## GIVEN PROBLEM
Skip the images and return the records below exactly.

## THE RECORDS
————
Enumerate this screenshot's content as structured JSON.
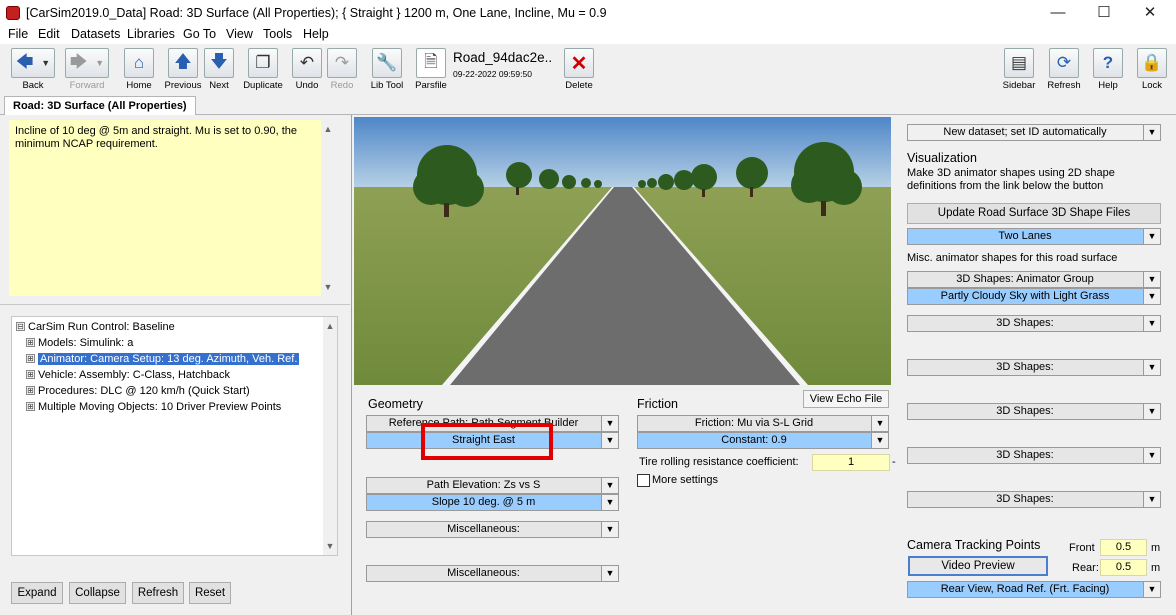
{
  "window": {
    "title": "[CarSim2019.0_Data] Road: 3D Surface (All Properties); { Straight } 1200 m, One Lane, Incline, Mu = 0.9",
    "minimize": "—",
    "maximize": "☐",
    "close": "✕"
  },
  "menu": [
    "File",
    "Edit",
    "Datasets",
    "Libraries",
    "Go To",
    "View",
    "Tools",
    "Help"
  ],
  "toolbar": {
    "back": "Back",
    "forward": "Forward",
    "home": "Home",
    "previous": "Previous",
    "next": "Next",
    "duplicate": "Duplicate",
    "undo": "Undo",
    "redo": "Redo",
    "lib_tool": "Lib Tool",
    "parsfile": "Parsfile",
    "dataset_name": "Road_94dac2e..",
    "dataset_date": "09-22-2022 09:59:50",
    "delete": "Delete",
    "sidebar": "Sidebar",
    "refresh": "Refresh",
    "help": "Help",
    "lock": "Lock"
  },
  "tab": "Road: 3D Surface (All Properties)",
  "notes": "Incline of 10 deg @ 5m and straight. Mu is set to  0.90, the minimum NCAP requirement.",
  "tree": [
    {
      "prefix": "⊟",
      "label": "CarSim Run Control: Baseline",
      "selected": false
    },
    {
      "prefix": "⊞",
      "label": "Models: Simulink: a",
      "selected": false
    },
    {
      "prefix": "⊞",
      "label": "Animator: Camera Setup: 13 deg. Azimuth, Veh. Ref.",
      "selected": true
    },
    {
      "prefix": "⊞",
      "label": "Vehicle: Assembly: C-Class, Hatchback",
      "selected": false
    },
    {
      "prefix": "⊞",
      "label": "Procedures: DLC @ 120 km/h (Quick Start)",
      "selected": false
    },
    {
      "prefix": "⊞",
      "label": "Multiple Moving Objects: 10 Driver Preview Points",
      "selected": false
    }
  ],
  "tree_buttons": {
    "expand": "Expand",
    "collapse": "Collapse",
    "refresh": "Refresh",
    "reset": "Reset"
  },
  "view_echo": "View Echo File",
  "geometry": {
    "heading": "Geometry",
    "ref_path": "Reference Path: Path Segment Builder",
    "ref_path_value": "Straight East",
    "elevation": "Path Elevation: Zs vs S",
    "elevation_value": "Slope 10 deg. @ 5 m",
    "misc1": "Miscellaneous:",
    "misc2": "Miscellaneous:"
  },
  "friction": {
    "heading": "Friction",
    "dropdown": "Friction: Mu via S-L Grid",
    "value": "Constant: 0.9",
    "trr_label": "Tire rolling resistance coefficient:",
    "trr_value": "1",
    "trr_unit": "-",
    "more_settings": "More settings"
  },
  "right": {
    "new_dataset": "New dataset; set ID automatically",
    "vis_heading": "Visualization",
    "vis_desc": "Make 3D animator shapes using 2D shape definitions from the link below the button",
    "update_btn": "Update Road Surface 3D Shape Files",
    "two_lanes": "Two Lanes",
    "misc_label": "Misc. animator shapes for this road surface",
    "group": "3D Shapes: Animator Group",
    "sky": "Partly Cloudy Sky with Light Grass",
    "shapes": [
      "3D Shapes:",
      "3D Shapes:",
      "3D Shapes:",
      "3D Shapes:",
      "3D Shapes:"
    ],
    "camera_heading": "Camera Tracking Points",
    "video_preview": "Video Preview",
    "front_label": "Front",
    "front_value": "0.5",
    "rear_label": "Rear:",
    "rear_value": "0.5",
    "unit_m": "m",
    "rear_view": "Rear View, Road Ref. (Frt. Facing)"
  },
  "colors": {
    "highlight_box": "#e00000",
    "blue_field": "#99ccff",
    "notes_bg": "#ffffc0"
  }
}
————
## ANSWER TO THE TASK
Enumerate this screenshot's content as structured JSON.
{
  "window": {
    "title": "[CarSim2019.0_Data] Road: 3D Surface (All Properties); { Straight } 1200 m, One Lane, Incline, Mu = 0.9",
    "minimize": "—",
    "maximize": "☐",
    "close": "✕"
  },
  "menu": [
    "File",
    "Edit",
    "Datasets",
    "Libraries",
    "Go To",
    "View",
    "Tools",
    "Help"
  ],
  "toolbar": {
    "back": "Back",
    "forward": "Forward",
    "home": "Home",
    "previous": "Previous",
    "next": "Next",
    "duplicate": "Duplicate",
    "undo": "Undo",
    "redo": "Redo",
    "lib_tool": "Lib Tool",
    "parsfile": "Parsfile",
    "dataset_name": "Road_94dac2e..",
    "dataset_date": "09-22-2022 09:59:50",
    "delete": "Delete",
    "sidebar": "Sidebar",
    "refresh": "Refresh",
    "help": "Help",
    "lock": "Lock"
  },
  "tab": "Road: 3D Surface (All Properties)",
  "notes": "Incline of 10 deg @ 5m and straight. Mu is set to  0.90, the minimum NCAP requirement.",
  "tree": [
    {
      "prefix": "⊟",
      "label": "CarSim Run Control: Baseline",
      "selected": false
    },
    {
      "prefix": "⊞",
      "label": "Models: Simulink: a",
      "selected": false
    },
    {
      "prefix": "⊞",
      "label": "Animator: Camera Setup: 13 deg. Azimuth, Veh. Ref.",
      "selected": true
    },
    {
      "prefix": "⊞",
      "label": "Vehicle: Assembly: C-Class, Hatchback",
      "selected": false
    },
    {
      "prefix": "⊞",
      "label": "Procedures: DLC @ 120 km/h (Quick Start)",
      "selected": false
    },
    {
      "prefix": "⊞",
      "label": "Multiple Moving Objects: 10 Driver Preview Points",
      "selected": false
    }
  ],
  "tree_buttons": {
    "expand": "Expand",
    "collapse": "Collapse",
    "refresh": "Refresh",
    "reset": "Reset"
  },
  "view_echo": "View Echo File",
  "geometry": {
    "heading": "Geometry",
    "ref_path": "Reference Path: Path Segment Builder",
    "ref_path_value": "Straight East",
    "elevation": "Path Elevation: Zs vs S",
    "elevation_value": "Slope 10 deg. @ 5 m",
    "misc1": "Miscellaneous:",
    "misc2": "Miscellaneous:"
  },
  "friction": {
    "heading": "Friction",
    "dropdown": "Friction: Mu via S-L Grid",
    "value": "Constant: 0.9",
    "trr_label": "Tire rolling resistance coefficient:",
    "trr_value": "1",
    "trr_unit": "-",
    "more_settings": "More settings"
  },
  "right": {
    "new_dataset": "New dataset; set ID automatically",
    "vis_heading": "Visualization",
    "vis_desc": "Make 3D animator shapes using 2D shape definitions from the link below the button",
    "update_btn": "Update Road Surface 3D Shape Files",
    "two_lanes": "Two Lanes",
    "misc_label": "Misc. animator shapes for this road surface",
    "group": "3D Shapes: Animator Group",
    "sky": "Partly Cloudy Sky with Light Grass",
    "shapes": [
      "3D Shapes:",
      "3D Shapes:",
      "3D Shapes:",
      "3D Shapes:",
      "3D Shapes:"
    ],
    "camera_heading": "Camera Tracking Points",
    "video_preview": "Video Preview",
    "front_label": "Front",
    "front_value": "0.5",
    "rear_label": "Rear:",
    "rear_value": "0.5",
    "unit_m": "m",
    "rear_view": "Rear View, Road Ref. (Frt. Facing)"
  },
  "colors": {
    "highlight_box": "#e00000",
    "blue_field": "#99ccff",
    "notes_bg": "#ffffc0"
  }
}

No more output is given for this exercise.